What you will do:
From the entries that follow, gather each line holding the word "định".

Rows:

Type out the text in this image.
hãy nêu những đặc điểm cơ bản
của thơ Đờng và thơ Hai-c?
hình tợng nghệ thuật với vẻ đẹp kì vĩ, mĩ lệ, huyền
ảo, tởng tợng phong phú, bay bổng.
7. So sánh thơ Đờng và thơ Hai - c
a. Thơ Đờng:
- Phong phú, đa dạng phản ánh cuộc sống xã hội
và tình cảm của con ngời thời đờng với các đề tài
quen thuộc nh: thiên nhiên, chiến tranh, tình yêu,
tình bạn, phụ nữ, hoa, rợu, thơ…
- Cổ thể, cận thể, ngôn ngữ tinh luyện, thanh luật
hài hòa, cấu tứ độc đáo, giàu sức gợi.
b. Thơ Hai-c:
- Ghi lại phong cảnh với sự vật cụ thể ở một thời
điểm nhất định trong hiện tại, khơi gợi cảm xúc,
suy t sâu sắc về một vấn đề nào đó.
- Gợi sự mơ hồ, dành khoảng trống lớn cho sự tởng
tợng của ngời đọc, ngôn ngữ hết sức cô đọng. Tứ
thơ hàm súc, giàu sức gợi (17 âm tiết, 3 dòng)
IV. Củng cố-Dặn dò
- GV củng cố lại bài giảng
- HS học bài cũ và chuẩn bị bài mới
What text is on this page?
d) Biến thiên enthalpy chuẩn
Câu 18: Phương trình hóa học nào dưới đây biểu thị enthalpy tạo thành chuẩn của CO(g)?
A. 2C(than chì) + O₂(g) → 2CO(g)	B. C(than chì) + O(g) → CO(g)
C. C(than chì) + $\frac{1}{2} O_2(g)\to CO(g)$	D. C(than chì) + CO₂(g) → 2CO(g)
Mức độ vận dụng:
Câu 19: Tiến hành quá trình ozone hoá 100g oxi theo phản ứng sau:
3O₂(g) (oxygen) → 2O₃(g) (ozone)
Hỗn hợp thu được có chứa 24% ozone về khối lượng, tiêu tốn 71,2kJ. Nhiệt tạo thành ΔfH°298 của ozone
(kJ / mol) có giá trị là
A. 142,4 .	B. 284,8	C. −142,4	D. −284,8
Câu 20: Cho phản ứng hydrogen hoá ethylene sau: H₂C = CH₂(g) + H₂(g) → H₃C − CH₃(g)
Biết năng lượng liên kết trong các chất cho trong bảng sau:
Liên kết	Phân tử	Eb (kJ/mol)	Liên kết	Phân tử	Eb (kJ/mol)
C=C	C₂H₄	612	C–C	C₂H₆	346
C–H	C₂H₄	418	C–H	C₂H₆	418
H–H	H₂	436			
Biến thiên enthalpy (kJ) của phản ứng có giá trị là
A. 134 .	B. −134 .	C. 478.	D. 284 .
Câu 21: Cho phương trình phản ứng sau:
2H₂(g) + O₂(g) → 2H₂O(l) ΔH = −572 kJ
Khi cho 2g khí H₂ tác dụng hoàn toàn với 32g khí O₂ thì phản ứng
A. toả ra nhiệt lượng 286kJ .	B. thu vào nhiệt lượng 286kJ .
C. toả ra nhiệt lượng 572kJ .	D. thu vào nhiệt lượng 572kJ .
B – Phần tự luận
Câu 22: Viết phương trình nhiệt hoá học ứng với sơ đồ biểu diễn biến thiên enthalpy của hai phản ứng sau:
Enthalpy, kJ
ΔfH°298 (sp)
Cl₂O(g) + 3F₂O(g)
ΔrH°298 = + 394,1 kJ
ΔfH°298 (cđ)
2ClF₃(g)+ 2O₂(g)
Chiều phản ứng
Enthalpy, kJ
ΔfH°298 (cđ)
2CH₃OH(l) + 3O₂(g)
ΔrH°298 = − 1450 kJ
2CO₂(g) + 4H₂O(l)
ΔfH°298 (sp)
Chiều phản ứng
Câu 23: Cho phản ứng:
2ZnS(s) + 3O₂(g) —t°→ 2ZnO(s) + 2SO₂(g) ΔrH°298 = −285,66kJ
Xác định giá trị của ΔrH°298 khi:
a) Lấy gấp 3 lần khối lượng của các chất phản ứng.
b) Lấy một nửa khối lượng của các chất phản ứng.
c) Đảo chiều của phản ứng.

Output for this exercise:
điểm nhất định trong hiện tại, khơi gợi cảm xúc,
Xác định giá trị của ΔrH°298 khi:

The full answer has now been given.